* BEGIN Supplied passage *

# Canary Islands - Anfi resorts



## Margariet (Sep 13, 2011)

I have read good things about the Anfi resorts on Gran Canaria. We are thinking of going there next year. I know that there are a few Canarian lovers on TUG who might have good advice for us! Which of the Anfi resorts would you advice? There is Anfi Beach Club, Club Gran Anfi, Club Monte Anfi, Club Puerto Anfi. Thanks if anyone can help me making a decision.


----------



## Conan (Sep 13, 2011)

We recently stayed at Anfi Beach Club via an RCI exchange. It has very convenient (free) parking, a good pool (except I thought the water was too warm), and the shortest walk to the beach compared to the other Anfi properties. The only drawback was that our unit (409) being at the east edge of the property had a nice garden view but no view of the water. Our floor was at the same level as the lobby and parking, three floors above the pool and beach. It's past the right edge of the picture below.

The other properties are more high-rise and thus more likely to give a sea view, although you'll have a long elevator ride for access. Puerto is at the far left of the picture, facing a marina. Gran is the large building in the left foreground. Monte is topmost, on the cliff.






For a longer view of the layout that includes a proper view of Anfi Beach Club (on the right beyond the palm trees), click here and wait ten seconds or so for a photo to load:
http://maps.google.com/?ie=UTF8&ll=...,-15.693691&cbp=12,0,,0,0&photoid=po-21445634


----------



## Cotswolder (Sep 13, 2011)

* END Supplied passage *
* BEGIN Provided data *

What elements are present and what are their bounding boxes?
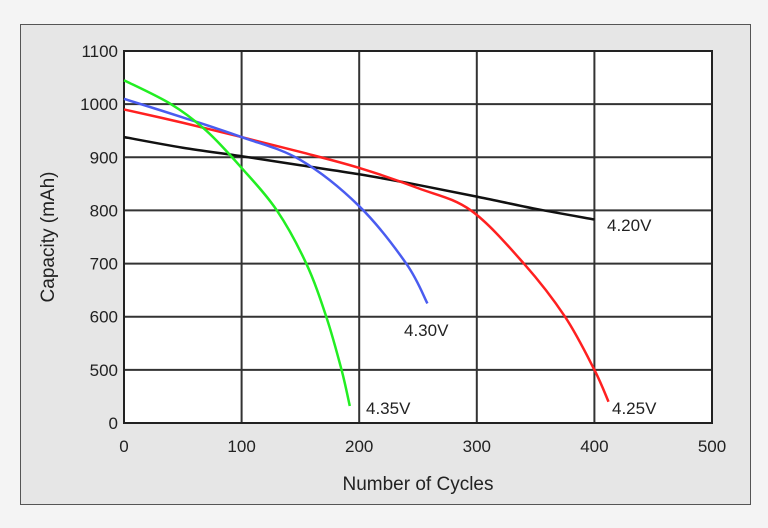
series-line-4.30V (123, 97, 429, 305)
x-tick-label: 300 (463, 437, 491, 456)
x-tick-label: 500 (698, 437, 726, 456)
x-tick-label: 200 (345, 437, 373, 456)
series-line-4.20V (123, 135, 595, 221)
series-label: 4.20V (607, 216, 652, 235)
y-tick-label: 1100 (81, 42, 118, 61)
y-tick-label: 800 (90, 201, 118, 220)
series-label: 4.25V (612, 399, 657, 418)
y-tick-label: 900 (90, 148, 118, 167)
y-tick-label: 0 (109, 414, 118, 433)
x-tick-label: 100 (227, 437, 255, 456)
x-axis-label: Number of Cycles (343, 474, 494, 495)
series-line-4.25V (123, 108, 610, 403)
series-line-4.35V (123, 79, 352, 407)
x-tick-label: 0 (119, 437, 128, 456)
y-tick-label: 500 (90, 361, 118, 380)
y-tick-label: 1000 (80, 95, 118, 114)
plot-border (123, 50, 713, 424)
y-tick-label: 600 (90, 308, 118, 327)
y-axis-label: Capacity (mAh) (38, 172, 59, 303)
series-label: 4.30V (404, 321, 449, 340)
x-tick-label: 400 (580, 437, 608, 456)
plot-area (124, 51, 712, 423)
y-tick-label: 700 (90, 255, 118, 274)
series-label: 4.35V (366, 399, 411, 418)
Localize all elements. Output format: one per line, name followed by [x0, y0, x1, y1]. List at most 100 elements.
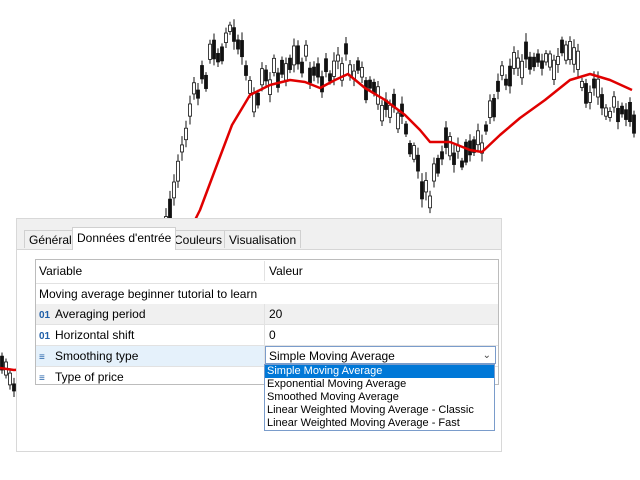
dropdown-option-lwma-fast[interactable]: Linear Weighted Moving Average - Fast [267, 417, 460, 429]
candle-body [332, 60, 336, 77]
tab-input-data[interactable]: Données d'entrée [72, 227, 177, 250]
tab-general[interactable]: Général [24, 230, 77, 248]
integer-type-icon: 01 [39, 331, 51, 342]
candle-body [524, 41, 528, 60]
candle-body [548, 53, 552, 68]
param-row-horizontal-shift[interactable]: 01 Horizontal shift 0 [36, 324, 498, 345]
candle-body [180, 144, 184, 153]
candle-body [220, 46, 224, 62]
tab-strip: Général Données d'entrée Couleurs Visual… [17, 219, 501, 250]
candle-body [372, 81, 376, 94]
dropdown-option-lwma-classic[interactable]: Linear Weighted Moving Average - Classic [267, 404, 474, 416]
candle-body [224, 32, 228, 43]
candle-body [588, 92, 592, 103]
candle-body [240, 40, 244, 58]
candle-body [412, 145, 416, 160]
candle-body [612, 96, 616, 108]
candle-body [168, 198, 172, 220]
enum-type-icon: ≡ [39, 352, 45, 363]
dropdown-option-ema[interactable]: Exponential Moving Average [267, 378, 407, 390]
candle-body [596, 78, 600, 98]
candle-body [272, 57, 276, 73]
title-row: Moving average beginner tutorial to lear… [36, 283, 498, 304]
param-label: Averaging period [55, 307, 146, 321]
candle-body [276, 72, 280, 88]
candle-body [368, 79, 372, 89]
candle-body [536, 53, 540, 63]
candle-body [460, 160, 464, 168]
param-row-averaging-period[interactable]: 01 Averaging period 20 [36, 304, 498, 324]
candle-body [556, 56, 560, 65]
candle-body [620, 105, 624, 115]
candle-body [440, 151, 444, 160]
horizontal-shift-value[interactable]: 0 [264, 325, 498, 345]
candle-body [308, 67, 312, 84]
tab-visualisation[interactable]: Visualisation [224, 230, 302, 248]
candle-body [396, 112, 400, 130]
integer-type-icon: 01 [39, 310, 51, 321]
candle-body [340, 63, 344, 81]
smoothing-type-combobox[interactable]: Simple Moving Average ⌄ [265, 346, 496, 364]
param-row-smoothing-type[interactable]: ≡ Smoothing type [36, 345, 498, 366]
candle-body [176, 160, 180, 182]
candle-body [624, 109, 628, 120]
candle-body [184, 127, 188, 141]
candle-body [572, 47, 576, 65]
enum-type-icon: ≡ [39, 373, 45, 384]
candle-body [484, 124, 488, 132]
candle-body [324, 58, 328, 72]
candle-body [436, 157, 440, 174]
candle-body [300, 61, 304, 74]
candle-body [252, 92, 256, 113]
candle-body [256, 92, 260, 106]
candle-body [12, 383, 16, 392]
candle-body [292, 45, 296, 66]
candle-body [296, 45, 300, 65]
dropdown-option-smma[interactable]: Smoothed Moving Average [267, 391, 399, 403]
candle-body [504, 78, 508, 86]
candle-body [8, 372, 12, 386]
candle-body [248, 80, 252, 94]
candle-body [260, 68, 264, 86]
candle-body [280, 59, 284, 75]
dropdown-option-sma[interactable]: Simple Moving Average [265, 365, 494, 378]
candle-body [468, 140, 472, 156]
candle-body [416, 154, 420, 172]
candle-body [604, 107, 608, 117]
candle-body [632, 114, 636, 134]
candle-body [232, 27, 236, 42]
candle-body [404, 123, 408, 135]
candle-body [488, 100, 492, 118]
candle-body [628, 101, 632, 123]
candle-body [476, 130, 480, 146]
candle-body [0, 355, 4, 371]
candle-body [304, 44, 308, 57]
candle-body [172, 181, 176, 199]
candle-body [496, 80, 500, 92]
candle-body [360, 67, 364, 78]
candle-body [568, 41, 572, 61]
candle-body [288, 57, 292, 70]
candle-body [576, 50, 580, 70]
candle-body [408, 142, 412, 155]
column-header-value[interactable]: Valeur [264, 261, 498, 281]
candle-body [472, 139, 476, 153]
param-label: Type of price [55, 370, 124, 384]
candle-body [380, 105, 384, 122]
candle-body [492, 97, 496, 118]
candle-body [516, 57, 520, 69]
candle-body [464, 141, 468, 163]
tab-colors[interactable]: Couleurs [169, 230, 228, 248]
chevron-down-icon[interactable]: ⌄ [482, 350, 491, 361]
candle-body [420, 181, 424, 200]
candle-body [204, 74, 208, 89]
candle-body [316, 63, 320, 78]
averaging-period-value[interactable]: 20 [264, 304, 498, 324]
candle-body [532, 56, 536, 68]
column-header-variable[interactable]: Variable [39, 264, 83, 278]
candle-body [356, 60, 360, 71]
candle-body [236, 39, 240, 50]
candle-body [216, 53, 220, 63]
candle-body [528, 56, 532, 70]
candle-body [200, 65, 204, 80]
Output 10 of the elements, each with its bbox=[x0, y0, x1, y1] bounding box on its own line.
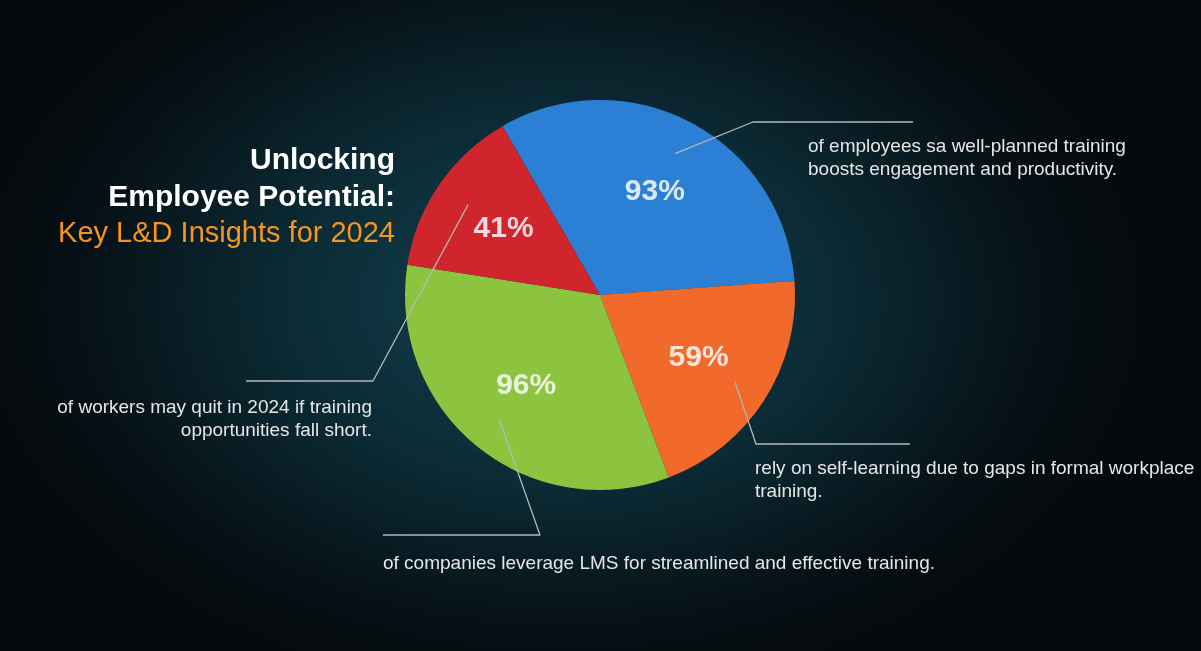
slice-label: of workers may quit in 2024 if training opportunities fall short. bbox=[56, 395, 372, 441]
data-label: 59% bbox=[668, 339, 729, 373]
text: Unlocking Employee Potential: bbox=[107, 141, 395, 214]
data-label: 93% bbox=[624, 172, 685, 206]
slice-label: of companies leverage LMS for streamlined and effective training. bbox=[383, 551, 936, 574]
text: Key L&D Insights for 2024 bbox=[57, 215, 395, 250]
slice-label: of employees sa well-planned training boosts engagement and productivity. bbox=[808, 134, 1127, 180]
slice-label: rely on self-learning due to gaps in formal workplace training. bbox=[755, 456, 1196, 502]
data-label: 41% bbox=[473, 210, 534, 244]
data-label: 96% bbox=[496, 367, 557, 401]
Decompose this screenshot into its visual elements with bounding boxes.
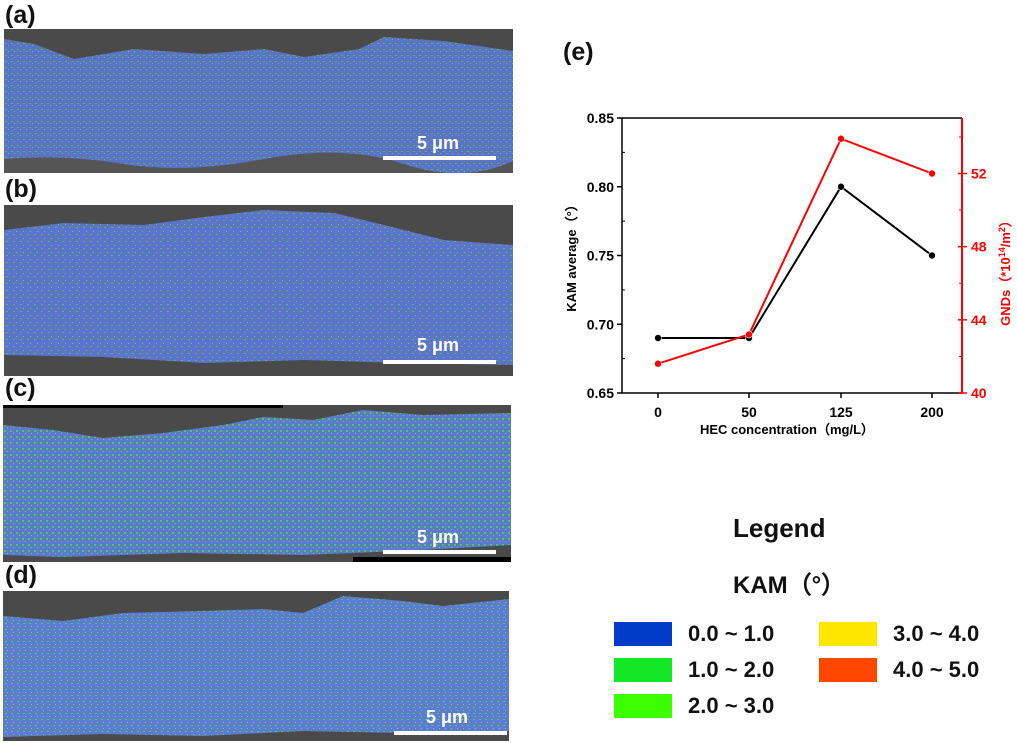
kam-map-d-image [3, 596, 509, 737]
legend-range-label: 1.0 ~ 2.0 [688, 657, 775, 682]
legend-item: 1.0 ~ 2.0 [614, 657, 774, 683]
legend-item: 0.0 ~ 1.0 [614, 621, 774, 647]
legend-title: Legend [733, 513, 826, 543]
legend-range-label: 3.0 ~ 4.0 [893, 621, 980, 646]
svg-text:48: 48 [971, 239, 987, 255]
scale-label-b: 5 μm [417, 335, 460, 355]
legend-swatch [614, 694, 672, 718]
kam-map-a: 5 μm [4, 29, 513, 173]
legend-swatch [614, 658, 672, 682]
kam-map-d: 5 μm [3, 591, 509, 741]
kam-map-b-image [4, 210, 513, 365]
scale-bar-d [394, 731, 507, 735]
svg-text:0: 0 [654, 404, 662, 420]
svg-text:44: 44 [971, 312, 987, 328]
legend-swatch [819, 658, 877, 682]
scale-label-a: 5 μm [417, 133, 460, 153]
panel-a-label: (a) [5, 1, 36, 29]
panel-c-label: (c) [5, 374, 36, 402]
svg-text:HEC concentration（mg/L）: HEC concentration（mg/L） [700, 422, 874, 437]
svg-text:50: 50 [741, 404, 757, 420]
legend-item: 2.0 ~ 3.0 [614, 693, 774, 719]
legend-range-label: 4.0 ~ 5.0 [893, 657, 980, 682]
panel-d-label: (d) [5, 561, 37, 589]
legend-range-label: 0.0 ~ 1.0 [688, 621, 775, 646]
svg-text:KAM average（°）: KAM average（°） [564, 198, 579, 312]
svg-text:125: 125 [829, 404, 853, 420]
scale-label-c: 5 μm [417, 527, 460, 547]
kam-map-b: 5 μm [4, 205, 513, 376]
scale-bar-b [383, 360, 496, 364]
legend-swatch [819, 622, 877, 646]
scale-bar-c [383, 550, 496, 554]
kam-map-a-image [4, 37, 513, 173]
svg-text:0.80: 0.80 [587, 179, 614, 195]
scale-label-d: 5 μm [426, 707, 469, 727]
svg-text:0.75: 0.75 [587, 248, 614, 264]
kam-map-c: 5 μm [3, 405, 511, 562]
svg-text:0.85: 0.85 [587, 110, 614, 126]
legend-item: 4.0 ~ 5.0 [819, 657, 979, 683]
chart-axes: 0.65 0.70 0.75 0.80 0.85 40 44 48 52 0 50 125 200 HEC… [564, 110, 1013, 437]
kam-map-c-image [3, 405, 511, 562]
panel-e-label: (e) [563, 38, 594, 66]
svg-text:40: 40 [971, 385, 987, 401]
svg-text:0.70: 0.70 [587, 316, 614, 332]
legend-swatch [614, 622, 672, 646]
svg-text:52: 52 [971, 166, 987, 182]
chart-series [654, 134, 936, 368]
legend-subtitle: KAM（°） [733, 572, 846, 599]
panel-b-label: (b) [5, 175, 37, 203]
svg-text:200: 200 [920, 404, 944, 420]
legend-item: 3.0 ~ 4.0 [819, 621, 979, 647]
scale-bar-a [383, 156, 496, 160]
legend-range-label: 2.0 ~ 3.0 [688, 693, 775, 718]
svg-text:0.65: 0.65 [587, 385, 614, 401]
svg-text:GNDs（*1014/m2）: GNDs（*1014/m2） [997, 214, 1013, 326]
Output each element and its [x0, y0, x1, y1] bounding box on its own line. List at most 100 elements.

* END Provided data *

> **What this exercise asks**:
a - Transcribe the entries from their first line through the line containing "Localize all elements.", including both ends, and leave the pictures out of your copy.
b - Pick up the forum thread about the Anfi resorts on Gran Canaria where it stops, and write on from there.

> **Responses to the tasks**:
a -
What elements are present and what are their bounding boxes?
series-line-4.30V (123, 97, 429, 305)
x-tick-label: 300 (463, 437, 491, 456)
x-tick-label: 500 (698, 437, 726, 456)
x-tick-label: 200 (345, 437, 373, 456)
series-line-4.20V (123, 135, 595, 221)
series-label: 4.20V (607, 216, 652, 235)
y-tick-label: 1100 (81, 42, 118, 61)
y-tick-label: 800 (90, 201, 118, 220)
series-label: 4.25V (612, 399, 657, 418)
y-tick-label: 900 (90, 148, 118, 167)
y-tick-label: 0 (109, 414, 118, 433)
x-tick-label: 100 (227, 437, 255, 456)
x-axis-label: Number of Cycles (343, 474, 494, 495)
series-line-4.25V (123, 108, 610, 403)
series-line-4.35V (123, 79, 352, 407)
x-tick-label: 0 (119, 437, 128, 456)
y-tick-label: 500 (90, 361, 118, 380)
y-tick-label: 1000 (80, 95, 118, 114)
plot-border (123, 50, 713, 424)
y-tick-label: 600 (90, 308, 118, 327)
y-axis-label: Capacity (mAh) (38, 172, 59, 303)
series-label: 4.30V (404, 321, 449, 340)
x-tick-label: 400 (580, 437, 608, 456)
plot-area (124, 51, 712, 423)
y-tick-label: 700 (90, 255, 118, 274)
series-label: 4.35V (366, 399, 411, 418)
Localize all elements. Output format: one per line, name followed by [x0, y0, x1, y1]. List at most 100 elements.

b -
Margariet said:


> I have read good things about the Anfi resorts on Gran Canaria. We are thinking of going there next year. I know that there are a few Canarian lovers on TUG who might have good advice for us! Which of the Anfi resorts would you advice? There is Anfi Beach Club, Club Gran Anfi, Club Monte Anfi, Club Puerto Anfi. Thanks if anyone can help me making a decision.



Hi,
I owned at Anfi Beach Club for 15 years. Have sold up this year owing to my wife's health problems not allowing her to fly.

In that time I have visited Anfi 30 - 40 times and stayed in all parts.
IMHO, although the oldest, I still think that Anfi Beach Club is the best section to stay in. It does have some apartments with little or no view but, if you get a good one this part of the complex is by far the best.

I f you an allocation a want to know where the apartment is please contact me. I know nearly everyone by heart.


----------



## Margariet (Sep 13, 2011)

Thank you guys for all your info!  Looks like Anfi Beach is still the most favorite.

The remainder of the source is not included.